* Begin Listed entries *
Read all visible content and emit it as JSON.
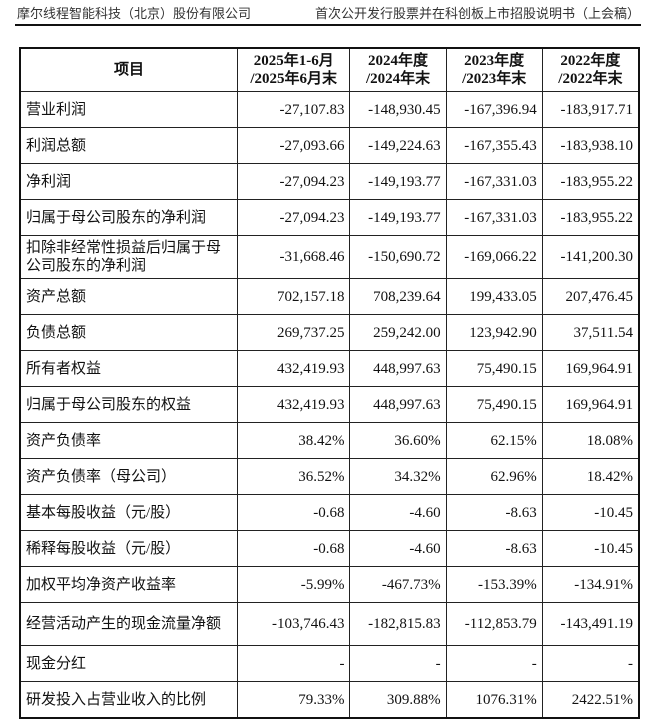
{
  "header": {
    "company": "摩尔线程智能科技（北京）股份有限公司",
    "document": "首次公开发行股票并在科创板上市招股说明书（上会稿）"
  },
  "table": {
    "columns": [
      "项目",
      "2025年1-6月 /2025年6月末",
      "2024年度 /2024年末",
      "2023年度 /2023年末",
      "2022年度 /2022年末"
    ],
    "rows": [
      {
        "label": "营业利润",
        "values": [
          "-27,107.83",
          "-148,930.45",
          "-167,396.94",
          "-183,917.71"
        ]
      },
      {
        "label": "利润总额",
        "values": [
          "-27,093.66",
          "-149,224.63",
          "-167,355.43",
          "-183,938.10"
        ]
      },
      {
        "label": "净利润",
        "values": [
          "-27,094.23",
          "-149,193.77",
          "-167,331.03",
          "-183,955.22"
        ]
      },
      {
        "label": "归属于母公司股东的净利润",
        "values": [
          "-27,094.23",
          "-149,193.77",
          "-167,331.03",
          "-183,955.22"
        ]
      },
      {
        "label": "扣除非经常性损益后归属于母公司股东的净利润",
        "values": [
          "-31,668.46",
          "-150,690.72",
          "-169,066.22",
          "-141,200.30"
        ]
      },
      {
        "label": "资产总额",
        "values": [
          "702,157.18",
          "708,239.64",
          "199,433.05",
          "207,476.45"
        ]
      },
      {
        "label": "负债总额",
        "values": [
          "269,737.25",
          "259,242.00",
          "123,942.90",
          "37,511.54"
        ]
      },
      {
        "label": "所有者权益",
        "values": [
          "432,419.93",
          "448,997.63",
          "75,490.15",
          "169,964.91"
        ]
      },
      {
        "label": "归属于母公司股东的权益",
        "values": [
          "432,419.93",
          "448,997.63",
          "75,490.15",
          "169,964.91"
        ]
      },
      {
        "label": "资产负债率",
        "values": [
          "38.42%",
          "36.60%",
          "62.15%",
          "18.08%"
        ]
      },
      {
        "label": "资产负债率（母公司）",
        "values": [
          "36.52%",
          "34.32%",
          "62.96%",
          "18.42%"
        ]
      },
      {
        "label": "基本每股收益（元/股）",
        "values": [
          "-0.68",
          "-4.60",
          "-8.63",
          "-10.45"
        ]
      },
      {
        "label": "稀释每股收益（元/股）",
        "values": [
          "-0.68",
          "-4.60",
          "-8.63",
          "-10.45"
        ]
      },
      {
        "label": "加权平均净资产收益率",
        "values": [
          "-5.99%",
          "-467.73%",
          "-153.39%",
          "-134.91%"
        ]
      },
      {
        "label": "经营活动产生的现金流量净额",
        "values": [
          "-103,746.43",
          "-182,815.83",
          "-112,853.79",
          "-143,491.19"
        ]
      },
      {
        "label": "现金分红",
        "values": [
          "-",
          "-",
          "-",
          "-"
        ]
      },
      {
        "label": "研发投入占营业收入的比例",
        "values": [
          "79.33%",
          "309.88%",
          "1076.31%",
          "2422.51%"
        ]
      }
    ]
  }
}
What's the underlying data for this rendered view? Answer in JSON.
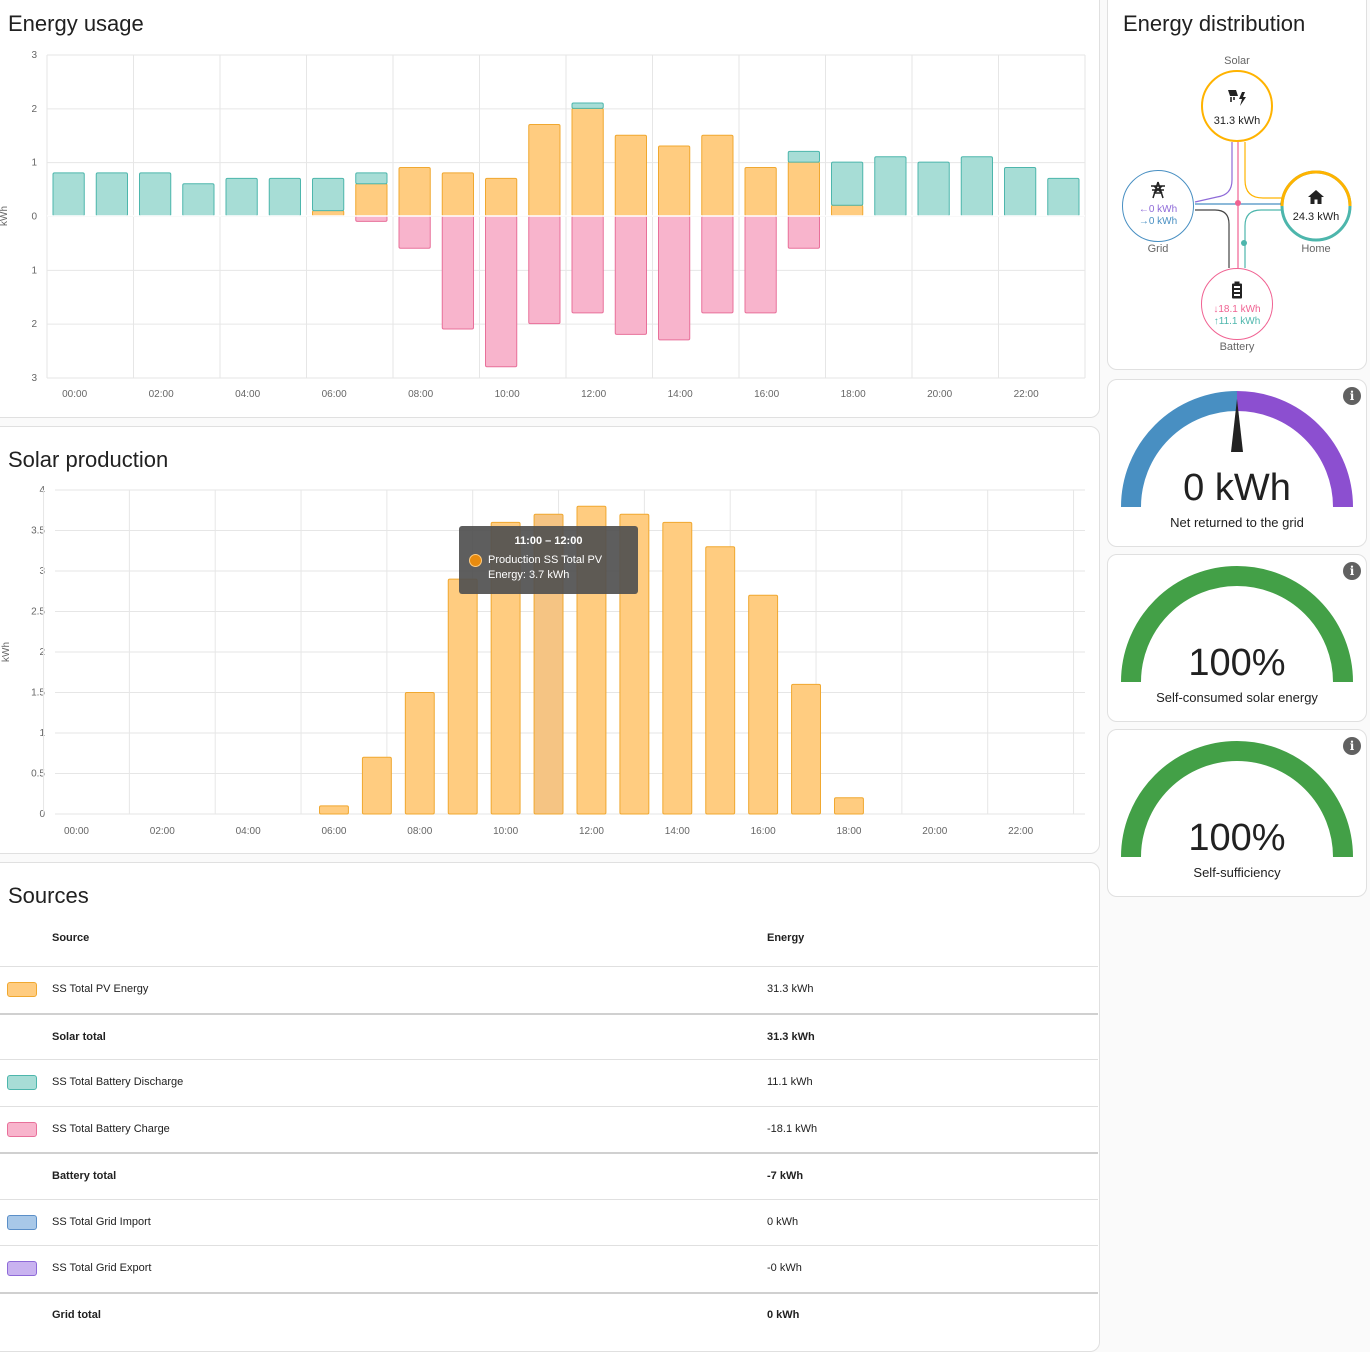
* End Listed entries *
Requirements: Copy each line of the records that contains the word "JSON".

The answer:
Read all visible content and emit it as JSON.
What's the underlying data for this rendered view? Answer in JSON.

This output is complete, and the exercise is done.